Records for the exercise:
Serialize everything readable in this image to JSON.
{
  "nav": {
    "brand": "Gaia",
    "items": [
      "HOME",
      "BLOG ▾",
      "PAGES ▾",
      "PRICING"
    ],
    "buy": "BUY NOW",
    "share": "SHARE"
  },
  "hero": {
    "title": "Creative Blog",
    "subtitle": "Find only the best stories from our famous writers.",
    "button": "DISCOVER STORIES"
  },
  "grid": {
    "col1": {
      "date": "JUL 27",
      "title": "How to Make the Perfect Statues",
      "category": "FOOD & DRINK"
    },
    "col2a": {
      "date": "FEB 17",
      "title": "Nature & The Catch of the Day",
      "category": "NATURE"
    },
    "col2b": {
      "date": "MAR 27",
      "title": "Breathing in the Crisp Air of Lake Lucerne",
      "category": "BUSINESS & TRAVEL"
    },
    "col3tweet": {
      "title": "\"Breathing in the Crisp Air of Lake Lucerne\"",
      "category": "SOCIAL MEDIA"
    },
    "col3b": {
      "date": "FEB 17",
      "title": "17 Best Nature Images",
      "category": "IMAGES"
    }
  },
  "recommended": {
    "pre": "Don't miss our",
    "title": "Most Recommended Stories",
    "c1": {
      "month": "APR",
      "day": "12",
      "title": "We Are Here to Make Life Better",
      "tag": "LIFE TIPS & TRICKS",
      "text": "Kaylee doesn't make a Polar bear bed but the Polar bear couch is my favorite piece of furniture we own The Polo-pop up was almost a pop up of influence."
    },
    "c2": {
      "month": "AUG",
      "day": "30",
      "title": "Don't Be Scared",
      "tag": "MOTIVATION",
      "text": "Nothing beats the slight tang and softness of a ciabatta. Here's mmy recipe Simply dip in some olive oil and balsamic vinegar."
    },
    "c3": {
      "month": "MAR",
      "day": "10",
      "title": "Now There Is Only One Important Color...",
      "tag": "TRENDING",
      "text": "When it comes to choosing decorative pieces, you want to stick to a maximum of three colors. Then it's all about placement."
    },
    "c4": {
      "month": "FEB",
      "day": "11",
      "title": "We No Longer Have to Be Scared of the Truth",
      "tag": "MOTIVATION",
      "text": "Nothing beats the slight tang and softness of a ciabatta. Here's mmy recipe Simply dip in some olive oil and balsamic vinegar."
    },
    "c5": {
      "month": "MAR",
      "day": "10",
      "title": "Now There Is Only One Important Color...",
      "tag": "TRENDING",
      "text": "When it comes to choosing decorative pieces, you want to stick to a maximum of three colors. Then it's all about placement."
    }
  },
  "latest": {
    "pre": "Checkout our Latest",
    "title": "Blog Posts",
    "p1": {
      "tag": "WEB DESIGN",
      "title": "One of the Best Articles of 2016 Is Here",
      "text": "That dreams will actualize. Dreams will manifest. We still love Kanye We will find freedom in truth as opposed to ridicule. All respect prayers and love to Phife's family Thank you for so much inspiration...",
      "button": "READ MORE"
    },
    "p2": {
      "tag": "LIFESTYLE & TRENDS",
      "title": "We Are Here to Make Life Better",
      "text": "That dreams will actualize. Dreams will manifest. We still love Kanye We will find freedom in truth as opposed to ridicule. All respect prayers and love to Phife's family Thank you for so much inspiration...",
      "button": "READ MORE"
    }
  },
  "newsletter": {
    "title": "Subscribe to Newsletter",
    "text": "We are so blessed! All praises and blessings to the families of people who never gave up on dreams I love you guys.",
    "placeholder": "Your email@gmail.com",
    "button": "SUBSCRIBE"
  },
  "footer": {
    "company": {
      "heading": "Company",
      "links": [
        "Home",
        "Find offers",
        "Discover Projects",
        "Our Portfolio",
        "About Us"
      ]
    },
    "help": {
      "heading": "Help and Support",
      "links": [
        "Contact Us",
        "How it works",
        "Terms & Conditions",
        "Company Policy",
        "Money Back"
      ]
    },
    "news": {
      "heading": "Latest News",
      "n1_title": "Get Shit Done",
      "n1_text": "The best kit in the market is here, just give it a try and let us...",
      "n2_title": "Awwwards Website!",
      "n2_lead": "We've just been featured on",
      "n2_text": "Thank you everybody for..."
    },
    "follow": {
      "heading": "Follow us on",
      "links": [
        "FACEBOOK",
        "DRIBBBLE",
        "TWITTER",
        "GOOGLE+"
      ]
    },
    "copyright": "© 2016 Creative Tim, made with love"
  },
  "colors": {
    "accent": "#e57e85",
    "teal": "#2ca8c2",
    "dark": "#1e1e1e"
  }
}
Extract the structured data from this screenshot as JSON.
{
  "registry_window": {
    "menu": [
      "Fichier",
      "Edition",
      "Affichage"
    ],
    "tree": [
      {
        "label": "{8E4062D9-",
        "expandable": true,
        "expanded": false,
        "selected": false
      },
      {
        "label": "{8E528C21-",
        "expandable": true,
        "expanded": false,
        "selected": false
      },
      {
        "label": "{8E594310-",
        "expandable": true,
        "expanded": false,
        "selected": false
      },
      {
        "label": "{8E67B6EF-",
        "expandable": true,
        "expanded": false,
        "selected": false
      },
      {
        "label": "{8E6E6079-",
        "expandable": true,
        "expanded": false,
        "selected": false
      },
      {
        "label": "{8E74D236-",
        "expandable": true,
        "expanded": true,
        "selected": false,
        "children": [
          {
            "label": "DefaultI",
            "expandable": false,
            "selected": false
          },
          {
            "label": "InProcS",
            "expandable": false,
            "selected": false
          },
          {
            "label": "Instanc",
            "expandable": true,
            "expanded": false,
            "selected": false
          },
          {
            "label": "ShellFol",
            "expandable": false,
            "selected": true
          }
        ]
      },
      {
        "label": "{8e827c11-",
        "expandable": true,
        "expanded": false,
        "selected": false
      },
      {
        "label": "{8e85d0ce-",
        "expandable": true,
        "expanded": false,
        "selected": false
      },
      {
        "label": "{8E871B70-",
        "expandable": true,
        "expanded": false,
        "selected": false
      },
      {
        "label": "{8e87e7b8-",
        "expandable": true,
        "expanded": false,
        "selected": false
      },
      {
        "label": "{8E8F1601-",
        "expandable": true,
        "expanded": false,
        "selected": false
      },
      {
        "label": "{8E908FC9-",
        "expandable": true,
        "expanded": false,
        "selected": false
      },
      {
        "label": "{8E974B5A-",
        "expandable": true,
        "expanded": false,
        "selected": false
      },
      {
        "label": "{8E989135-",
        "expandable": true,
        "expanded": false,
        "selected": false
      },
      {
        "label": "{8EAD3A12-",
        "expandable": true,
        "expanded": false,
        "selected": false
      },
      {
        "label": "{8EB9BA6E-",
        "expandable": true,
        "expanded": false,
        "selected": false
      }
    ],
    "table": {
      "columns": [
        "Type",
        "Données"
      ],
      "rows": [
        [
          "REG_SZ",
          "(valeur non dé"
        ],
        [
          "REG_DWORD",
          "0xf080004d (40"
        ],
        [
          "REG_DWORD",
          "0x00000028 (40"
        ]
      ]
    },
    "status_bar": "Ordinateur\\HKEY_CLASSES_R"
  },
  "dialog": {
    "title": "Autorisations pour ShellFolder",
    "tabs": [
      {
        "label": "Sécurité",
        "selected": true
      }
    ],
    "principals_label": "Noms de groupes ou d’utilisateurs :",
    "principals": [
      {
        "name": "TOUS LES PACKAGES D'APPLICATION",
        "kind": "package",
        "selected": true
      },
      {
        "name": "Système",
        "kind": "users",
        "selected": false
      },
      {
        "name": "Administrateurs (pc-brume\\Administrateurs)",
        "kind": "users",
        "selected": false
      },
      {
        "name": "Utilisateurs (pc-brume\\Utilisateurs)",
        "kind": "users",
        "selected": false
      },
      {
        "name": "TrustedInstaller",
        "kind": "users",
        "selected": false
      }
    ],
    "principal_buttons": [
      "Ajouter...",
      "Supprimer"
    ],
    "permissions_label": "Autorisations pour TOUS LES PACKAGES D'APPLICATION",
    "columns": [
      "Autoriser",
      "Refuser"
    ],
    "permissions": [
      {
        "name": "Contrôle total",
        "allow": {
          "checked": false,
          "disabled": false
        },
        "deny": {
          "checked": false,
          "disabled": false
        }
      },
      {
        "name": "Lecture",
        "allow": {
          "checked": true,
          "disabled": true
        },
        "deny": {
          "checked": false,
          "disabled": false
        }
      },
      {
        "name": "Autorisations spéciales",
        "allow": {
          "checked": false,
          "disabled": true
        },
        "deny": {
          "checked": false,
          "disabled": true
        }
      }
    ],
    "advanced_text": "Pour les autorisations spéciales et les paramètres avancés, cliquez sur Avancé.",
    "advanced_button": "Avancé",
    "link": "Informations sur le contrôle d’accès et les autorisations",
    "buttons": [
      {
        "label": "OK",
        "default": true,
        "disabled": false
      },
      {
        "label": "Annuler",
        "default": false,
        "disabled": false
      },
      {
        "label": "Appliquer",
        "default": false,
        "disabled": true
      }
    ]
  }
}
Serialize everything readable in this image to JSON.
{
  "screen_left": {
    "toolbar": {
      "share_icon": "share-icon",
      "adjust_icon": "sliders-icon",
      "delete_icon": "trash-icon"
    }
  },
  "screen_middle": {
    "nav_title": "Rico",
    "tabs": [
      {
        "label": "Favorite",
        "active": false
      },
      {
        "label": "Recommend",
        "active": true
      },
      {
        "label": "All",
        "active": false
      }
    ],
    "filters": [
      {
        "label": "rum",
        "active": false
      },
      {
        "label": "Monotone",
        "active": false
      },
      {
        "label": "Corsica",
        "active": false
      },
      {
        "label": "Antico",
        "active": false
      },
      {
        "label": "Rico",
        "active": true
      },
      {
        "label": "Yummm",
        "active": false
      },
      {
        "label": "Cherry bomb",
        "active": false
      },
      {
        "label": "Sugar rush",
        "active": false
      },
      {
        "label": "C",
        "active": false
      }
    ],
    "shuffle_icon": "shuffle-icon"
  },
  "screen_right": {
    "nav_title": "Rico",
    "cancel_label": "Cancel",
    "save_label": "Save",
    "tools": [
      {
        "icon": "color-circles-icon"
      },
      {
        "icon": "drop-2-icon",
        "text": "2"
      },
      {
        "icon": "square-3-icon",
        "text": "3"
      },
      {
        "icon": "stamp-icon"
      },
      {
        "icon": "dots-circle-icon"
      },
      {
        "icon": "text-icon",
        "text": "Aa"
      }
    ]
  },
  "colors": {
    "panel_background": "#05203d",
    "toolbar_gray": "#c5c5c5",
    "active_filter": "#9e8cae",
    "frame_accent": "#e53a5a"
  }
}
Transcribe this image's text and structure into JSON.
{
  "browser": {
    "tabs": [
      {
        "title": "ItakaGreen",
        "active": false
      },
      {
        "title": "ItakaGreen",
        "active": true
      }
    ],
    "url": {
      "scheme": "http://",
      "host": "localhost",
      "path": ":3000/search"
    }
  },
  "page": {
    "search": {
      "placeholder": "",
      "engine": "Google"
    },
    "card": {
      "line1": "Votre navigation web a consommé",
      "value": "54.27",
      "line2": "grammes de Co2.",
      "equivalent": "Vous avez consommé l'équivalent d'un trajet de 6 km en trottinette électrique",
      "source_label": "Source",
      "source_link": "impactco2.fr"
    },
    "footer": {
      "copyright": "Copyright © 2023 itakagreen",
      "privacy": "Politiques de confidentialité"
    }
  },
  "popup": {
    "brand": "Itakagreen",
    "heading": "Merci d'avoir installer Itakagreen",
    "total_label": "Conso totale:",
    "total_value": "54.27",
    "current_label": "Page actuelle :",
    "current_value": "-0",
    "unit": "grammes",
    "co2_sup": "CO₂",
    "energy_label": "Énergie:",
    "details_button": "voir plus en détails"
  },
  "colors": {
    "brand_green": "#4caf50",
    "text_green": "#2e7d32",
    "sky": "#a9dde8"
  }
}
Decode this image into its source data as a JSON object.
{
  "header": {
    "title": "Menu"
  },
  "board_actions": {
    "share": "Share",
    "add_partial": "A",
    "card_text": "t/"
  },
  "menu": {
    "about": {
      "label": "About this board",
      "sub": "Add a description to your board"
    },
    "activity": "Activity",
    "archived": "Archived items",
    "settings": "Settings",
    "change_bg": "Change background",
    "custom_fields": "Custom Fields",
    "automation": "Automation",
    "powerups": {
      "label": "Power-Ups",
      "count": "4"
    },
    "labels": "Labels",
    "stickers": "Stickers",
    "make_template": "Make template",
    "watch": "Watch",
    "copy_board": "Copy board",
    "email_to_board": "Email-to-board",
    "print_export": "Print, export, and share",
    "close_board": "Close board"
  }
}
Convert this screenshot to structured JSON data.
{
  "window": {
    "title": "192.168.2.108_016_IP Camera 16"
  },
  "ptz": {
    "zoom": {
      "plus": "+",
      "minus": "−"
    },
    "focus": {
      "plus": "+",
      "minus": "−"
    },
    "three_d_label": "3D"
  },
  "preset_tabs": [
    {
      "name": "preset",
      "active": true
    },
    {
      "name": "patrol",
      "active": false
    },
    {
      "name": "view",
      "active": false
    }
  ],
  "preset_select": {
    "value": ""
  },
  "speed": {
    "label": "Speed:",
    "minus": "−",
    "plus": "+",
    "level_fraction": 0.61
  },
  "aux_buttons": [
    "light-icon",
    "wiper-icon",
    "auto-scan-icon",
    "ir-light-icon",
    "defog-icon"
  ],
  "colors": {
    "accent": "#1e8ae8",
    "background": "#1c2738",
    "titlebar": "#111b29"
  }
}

What is being asked: Find all lines where the word "Avancé" appears. Copy them.

Output for this exercise:
    "advanced_text": "Pour les autorisations spéciales et les paramètres avancés, cliquez sur Avancé.",
    "advanced_button": "Avancé",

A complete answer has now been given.